▶ **THE REQUEST**: List each line in which the string "Parcoursup" appears.

▶ **DATASET CONTENT**:
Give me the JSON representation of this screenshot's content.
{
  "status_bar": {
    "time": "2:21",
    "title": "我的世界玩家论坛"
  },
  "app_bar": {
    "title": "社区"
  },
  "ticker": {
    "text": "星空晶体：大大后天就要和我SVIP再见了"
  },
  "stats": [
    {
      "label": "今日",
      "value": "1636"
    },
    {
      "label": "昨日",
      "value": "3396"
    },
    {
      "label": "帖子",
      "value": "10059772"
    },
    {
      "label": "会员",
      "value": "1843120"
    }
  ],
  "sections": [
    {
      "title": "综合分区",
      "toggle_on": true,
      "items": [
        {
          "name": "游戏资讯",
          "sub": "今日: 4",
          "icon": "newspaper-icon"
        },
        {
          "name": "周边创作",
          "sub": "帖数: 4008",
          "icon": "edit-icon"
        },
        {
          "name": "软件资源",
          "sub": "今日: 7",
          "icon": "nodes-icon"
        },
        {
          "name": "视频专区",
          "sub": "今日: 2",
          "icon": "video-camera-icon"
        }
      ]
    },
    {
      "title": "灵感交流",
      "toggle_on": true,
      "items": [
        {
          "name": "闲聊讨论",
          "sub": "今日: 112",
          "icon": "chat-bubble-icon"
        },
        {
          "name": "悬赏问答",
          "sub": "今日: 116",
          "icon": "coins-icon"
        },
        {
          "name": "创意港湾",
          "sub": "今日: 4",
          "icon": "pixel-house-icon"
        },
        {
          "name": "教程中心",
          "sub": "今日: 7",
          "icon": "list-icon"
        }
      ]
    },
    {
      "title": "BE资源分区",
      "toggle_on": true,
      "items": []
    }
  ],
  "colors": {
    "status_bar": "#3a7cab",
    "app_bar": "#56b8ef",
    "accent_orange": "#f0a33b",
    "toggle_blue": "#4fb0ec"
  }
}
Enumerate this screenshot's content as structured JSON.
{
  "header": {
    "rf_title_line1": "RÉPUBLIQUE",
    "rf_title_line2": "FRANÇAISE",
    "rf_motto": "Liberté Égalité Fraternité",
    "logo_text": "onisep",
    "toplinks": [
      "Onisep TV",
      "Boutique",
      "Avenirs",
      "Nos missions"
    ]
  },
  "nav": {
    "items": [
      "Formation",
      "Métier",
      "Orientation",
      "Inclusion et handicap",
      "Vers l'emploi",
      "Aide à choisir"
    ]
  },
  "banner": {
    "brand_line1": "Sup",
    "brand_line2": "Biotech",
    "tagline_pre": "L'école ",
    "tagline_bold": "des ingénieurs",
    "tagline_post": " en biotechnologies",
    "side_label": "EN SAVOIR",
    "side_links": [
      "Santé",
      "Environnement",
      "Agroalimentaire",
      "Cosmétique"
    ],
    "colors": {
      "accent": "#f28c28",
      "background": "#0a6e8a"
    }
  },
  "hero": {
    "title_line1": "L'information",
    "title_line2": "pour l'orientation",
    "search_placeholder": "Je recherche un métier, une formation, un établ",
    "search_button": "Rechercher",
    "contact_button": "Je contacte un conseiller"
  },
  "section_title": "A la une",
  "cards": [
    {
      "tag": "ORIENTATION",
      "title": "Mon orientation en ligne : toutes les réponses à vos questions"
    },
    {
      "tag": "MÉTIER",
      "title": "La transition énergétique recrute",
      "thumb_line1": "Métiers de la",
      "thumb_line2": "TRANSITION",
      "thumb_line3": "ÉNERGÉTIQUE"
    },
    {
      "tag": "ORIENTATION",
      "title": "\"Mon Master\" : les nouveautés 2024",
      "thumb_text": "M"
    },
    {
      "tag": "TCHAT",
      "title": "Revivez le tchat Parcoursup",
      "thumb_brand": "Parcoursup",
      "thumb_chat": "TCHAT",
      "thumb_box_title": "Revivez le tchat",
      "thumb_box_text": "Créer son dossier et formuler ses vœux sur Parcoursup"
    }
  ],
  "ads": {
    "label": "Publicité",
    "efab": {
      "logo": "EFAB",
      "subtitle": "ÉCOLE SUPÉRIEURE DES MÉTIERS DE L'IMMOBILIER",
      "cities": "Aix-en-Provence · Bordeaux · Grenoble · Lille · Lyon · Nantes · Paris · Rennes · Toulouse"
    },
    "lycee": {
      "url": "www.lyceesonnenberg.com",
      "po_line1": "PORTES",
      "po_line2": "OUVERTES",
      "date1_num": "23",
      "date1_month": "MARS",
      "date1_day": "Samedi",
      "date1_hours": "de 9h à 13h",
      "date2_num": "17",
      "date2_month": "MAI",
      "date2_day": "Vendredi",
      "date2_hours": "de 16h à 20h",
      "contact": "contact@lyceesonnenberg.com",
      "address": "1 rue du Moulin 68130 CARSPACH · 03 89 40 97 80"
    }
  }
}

▶ **EXERCISE OUTPUT**:
      "title": "Revivez le tchat Parcoursup",
      "thumb_brand": "Parcoursup",
      "thumb_box_text": "Créer son dossier et formuler ses vœux sur Parcoursup"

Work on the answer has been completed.